* Aim: Write out each line that follows exactly as it stands, without the pictures.

▽

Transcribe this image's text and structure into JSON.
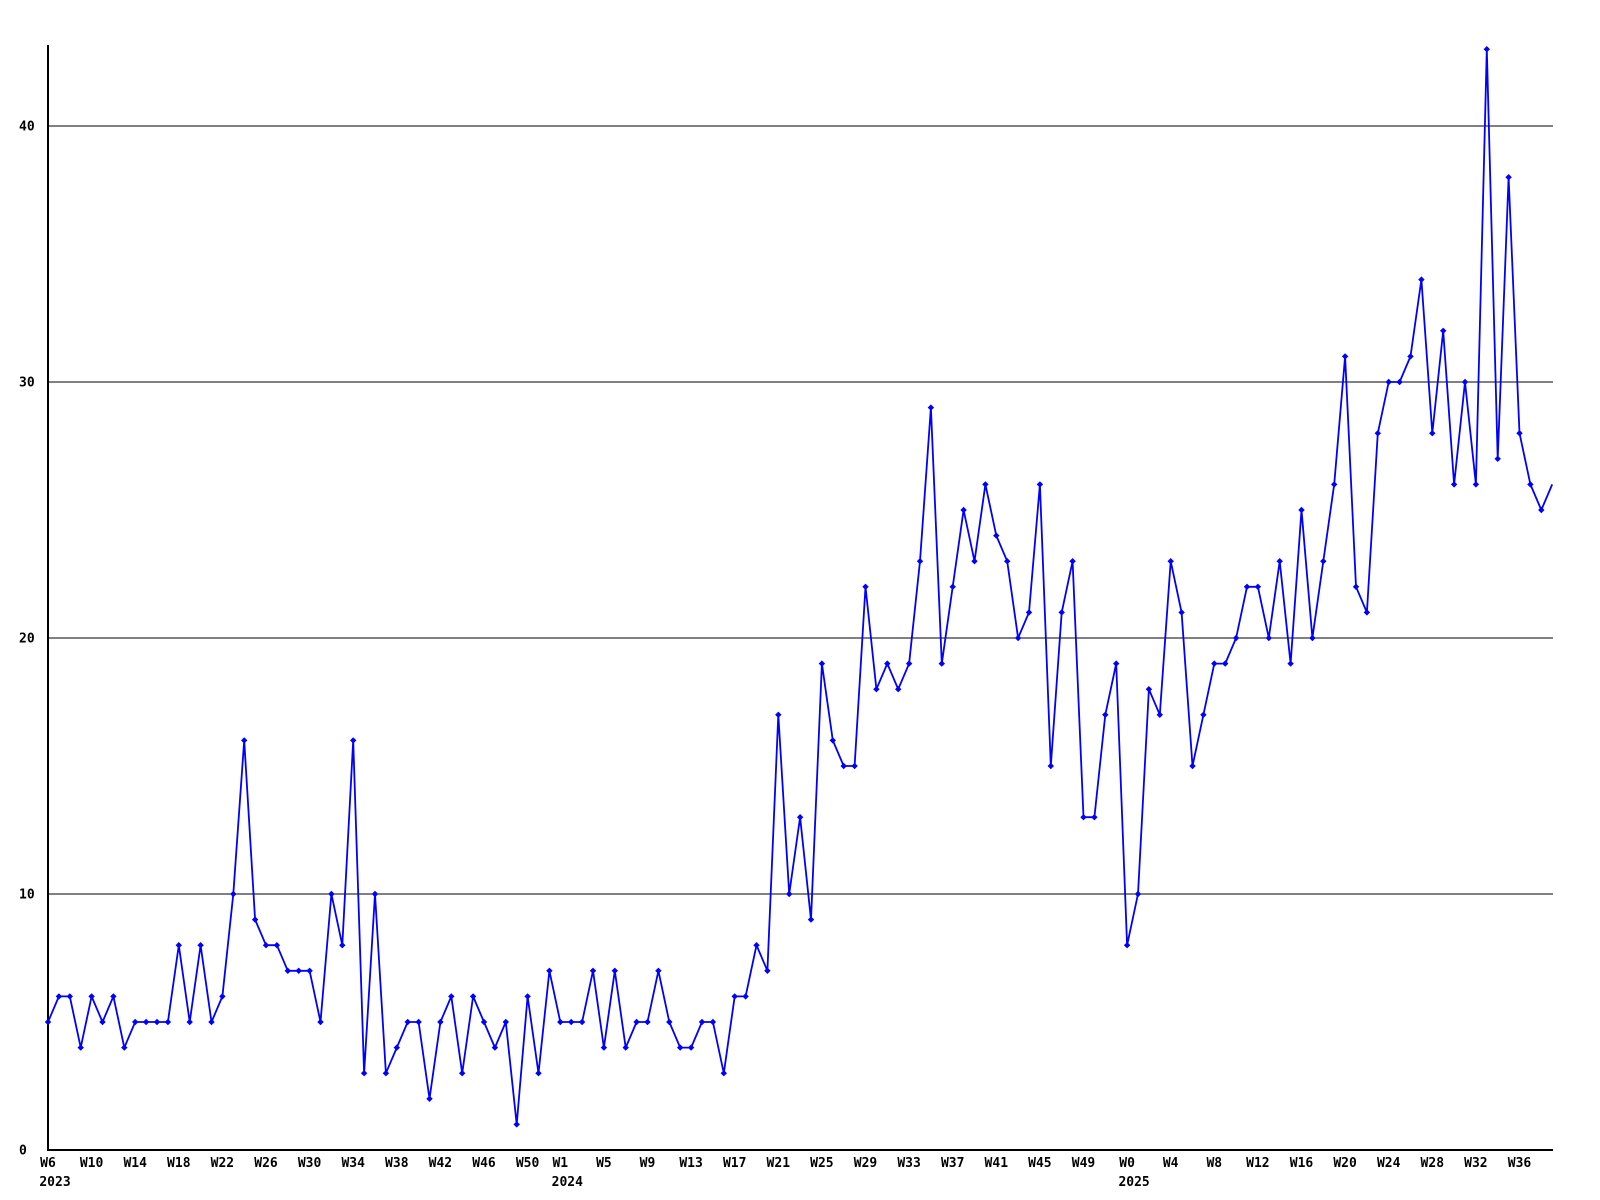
{
  "chart_data": {
    "type": "line",
    "title": "",
    "legend": "none",
    "grid": "horizontal",
    "marker": "diamond",
    "last_point_marker": false,
    "line_color": "#0000ff",
    "grid_color": "#000000",
    "axis_color": "#000000",
    "background_color": "#ffffff",
    "ylim": [
      0,
      44
    ],
    "y_ticks": [
      {
        "label": "0",
        "value": 0
      },
      {
        "label": "10",
        "value": 10
      },
      {
        "label": "20",
        "value": 20
      },
      {
        "label": "30",
        "value": 30
      },
      {
        "label": "40",
        "value": 40
      }
    ],
    "grid_values": [
      10,
      20,
      30,
      40
    ],
    "x_unit": "ISO week",
    "series": [
      {
        "name": "weekly-values",
        "color": "#0000ff",
        "segments": [
          {
            "year": 2023,
            "first_week": "W6",
            "values": [
              5,
              6,
              6,
              4,
              6,
              5,
              6,
              4,
              5,
              5,
              5,
              5,
              8,
              5,
              8,
              5,
              6,
              10,
              16,
              9,
              8,
              8,
              7,
              7,
              7,
              5,
              10,
              8,
              16,
              3,
              10,
              3,
              4,
              5,
              5,
              2,
              5,
              6,
              3,
              6,
              5,
              4,
              5,
              1,
              6,
              3,
              7
            ]
          },
          {
            "year": 2024,
            "first_week": "W1",
            "values": [
              5,
              5,
              5,
              7,
              4,
              7,
              4,
              5,
              5,
              7,
              5,
              4,
              4,
              5,
              5,
              3,
              6,
              6,
              8,
              7,
              17,
              10,
              13,
              9,
              19,
              16,
              15,
              15,
              22,
              18,
              19,
              18,
              19,
              23,
              29,
              19,
              22,
              25,
              23,
              26,
              24,
              23,
              20,
              21,
              26,
              15,
              21,
              23,
              13,
              13,
              17,
              19
            ]
          },
          {
            "year": 2025,
            "first_week": "W0",
            "values": [
              8,
              10,
              18,
              17,
              23,
              21,
              15,
              17,
              19,
              19,
              20,
              22,
              22,
              20,
              23,
              19,
              25,
              20,
              23,
              26,
              31,
              22,
              21,
              28,
              30,
              30,
              31,
              34,
              28,
              32,
              26,
              30,
              26,
              43,
              27,
              38,
              28,
              26,
              25,
              26
            ]
          }
        ]
      }
    ],
    "x_ticks": [
      {
        "label": "W6",
        "index": 0,
        "year_label": "2023"
      },
      {
        "label": "W10",
        "index": 4
      },
      {
        "label": "W14",
        "index": 8
      },
      {
        "label": "W18",
        "index": 12
      },
      {
        "label": "W22",
        "index": 16
      },
      {
        "label": "W26",
        "index": 20
      },
      {
        "label": "W30",
        "index": 24
      },
      {
        "label": "W34",
        "index": 28
      },
      {
        "label": "W38",
        "index": 32
      },
      {
        "label": "W42",
        "index": 36
      },
      {
        "label": "W46",
        "index": 40
      },
      {
        "label": "W50",
        "index": 44
      },
      {
        "label": "W1",
        "index": 47,
        "year_label": "2024"
      },
      {
        "label": "W5",
        "index": 51
      },
      {
        "label": "W9",
        "index": 55
      },
      {
        "label": "W13",
        "index": 59
      },
      {
        "label": "W17",
        "index": 63
      },
      {
        "label": "W21",
        "index": 67
      },
      {
        "label": "W25",
        "index": 71
      },
      {
        "label": "W29",
        "index": 75
      },
      {
        "label": "W33",
        "index": 79
      },
      {
        "label": "W37",
        "index": 83
      },
      {
        "label": "W41",
        "index": 87
      },
      {
        "label": "W45",
        "index": 91
      },
      {
        "label": "W49",
        "index": 95
      },
      {
        "label": "W0",
        "index": 99,
        "year_label": "2025"
      },
      {
        "label": "W4",
        "index": 103
      },
      {
        "label": "W8",
        "index": 107
      },
      {
        "label": "W12",
        "index": 111
      },
      {
        "label": "W16",
        "index": 115
      },
      {
        "label": "W20",
        "index": 119
      },
      {
        "label": "W24",
        "index": 123
      },
      {
        "label": "W28",
        "index": 127
      },
      {
        "label": "W32",
        "index": 131
      },
      {
        "label": "W36",
        "index": 135
      }
    ]
  }
}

△

* Result of the exercise:
Transcribe this image's text and structure into JSON.
{
  "chart_data": {
    "type": "line",
    "title": "",
    "legend": "none",
    "grid": "horizontal",
    "marker": "diamond",
    "last_point_marker": false,
    "line_color": "#0000ff",
    "grid_color": "#000000",
    "axis_color": "#000000",
    "background_color": "#ffffff",
    "ylim": [
      0,
      44
    ],
    "y_ticks": [
      {
        "label": "0",
        "value": 0
      },
      {
        "label": "10",
        "value": 10
      },
      {
        "label": "20",
        "value": 20
      },
      {
        "label": "30",
        "value": 30
      },
      {
        "label": "40",
        "value": 40
      }
    ],
    "grid_values": [
      10,
      20,
      30,
      40
    ],
    "x_unit": "ISO week",
    "series": [
      {
        "name": "weekly-values",
        "color": "#0000ff",
        "segments": [
          {
            "year": 2023,
            "first_week": "W6",
            "values": [
              5,
              6,
              6,
              4,
              6,
              5,
              6,
              4,
              5,
              5,
              5,
              5,
              8,
              5,
              8,
              5,
              6,
              10,
              16,
              9,
              8,
              8,
              7,
              7,
              7,
              5,
              10,
              8,
              16,
              3,
              10,
              3,
              4,
              5,
              5,
              2,
              5,
              6,
              3,
              6,
              5,
              4,
              5,
              1,
              6,
              3,
              7
            ]
          },
          {
            "year": 2024,
            "first_week": "W1",
            "values": [
              5,
              5,
              5,
              7,
              4,
              7,
              4,
              5,
              5,
              7,
              5,
              4,
              4,
              5,
              5,
              3,
              6,
              6,
              8,
              7,
              17,
              10,
              13,
              9,
              19,
              16,
              15,
              15,
              22,
              18,
              19,
              18,
              19,
              23,
              29,
              19,
              22,
              25,
              23,
              26,
              24,
              23,
              20,
              21,
              26,
              15,
              21,
              23,
              13,
              13,
              17,
              19
            ]
          },
          {
            "year": 2025,
            "first_week": "W0",
            "values": [
              8,
              10,
              18,
              17,
              23,
              21,
              15,
              17,
              19,
              19,
              20,
              22,
              22,
              20,
              23,
              19,
              25,
              20,
              23,
              26,
              31,
              22,
              21,
              28,
              30,
              30,
              31,
              34,
              28,
              32,
              26,
              30,
              26,
              43,
              27,
              38,
              28,
              26,
              25,
              26
            ]
          }
        ]
      }
    ],
    "x_ticks": [
      {
        "label": "W6",
        "index": 0,
        "year_label": "2023"
      },
      {
        "label": "W10",
        "index": 4
      },
      {
        "label": "W14",
        "index": 8
      },
      {
        "label": "W18",
        "index": 12
      },
      {
        "label": "W22",
        "index": 16
      },
      {
        "label": "W26",
        "index": 20
      },
      {
        "label": "W30",
        "index": 24
      },
      {
        "label": "W34",
        "index": 28
      },
      {
        "label": "W38",
        "index": 32
      },
      {
        "label": "W42",
        "index": 36
      },
      {
        "label": "W46",
        "index": 40
      },
      {
        "label": "W50",
        "index": 44
      },
      {
        "label": "W1",
        "index": 47,
        "year_label": "2024"
      },
      {
        "label": "W5",
        "index": 51
      },
      {
        "label": "W9",
        "index": 55
      },
      {
        "label": "W13",
        "index": 59
      },
      {
        "label": "W17",
        "index": 63
      },
      {
        "label": "W21",
        "index": 67
      },
      {
        "label": "W25",
        "index": 71
      },
      {
        "label": "W29",
        "index": 75
      },
      {
        "label": "W33",
        "index": 79
      },
      {
        "label": "W37",
        "index": 83
      },
      {
        "label": "W41",
        "index": 87
      },
      {
        "label": "W45",
        "index": 91
      },
      {
        "label": "W49",
        "index": 95
      },
      {
        "label": "W0",
        "index": 99,
        "year_label": "2025"
      },
      {
        "label": "W4",
        "index": 103
      },
      {
        "label": "W8",
        "index": 107
      },
      {
        "label": "W12",
        "index": 111
      },
      {
        "label": "W16",
        "index": 115
      },
      {
        "label": "W20",
        "index": 119
      },
      {
        "label": "W24",
        "index": 123
      },
      {
        "label": "W28",
        "index": 127
      },
      {
        "label": "W32",
        "index": 131
      },
      {
        "label": "W36",
        "index": 135
      }
    ]
  }
}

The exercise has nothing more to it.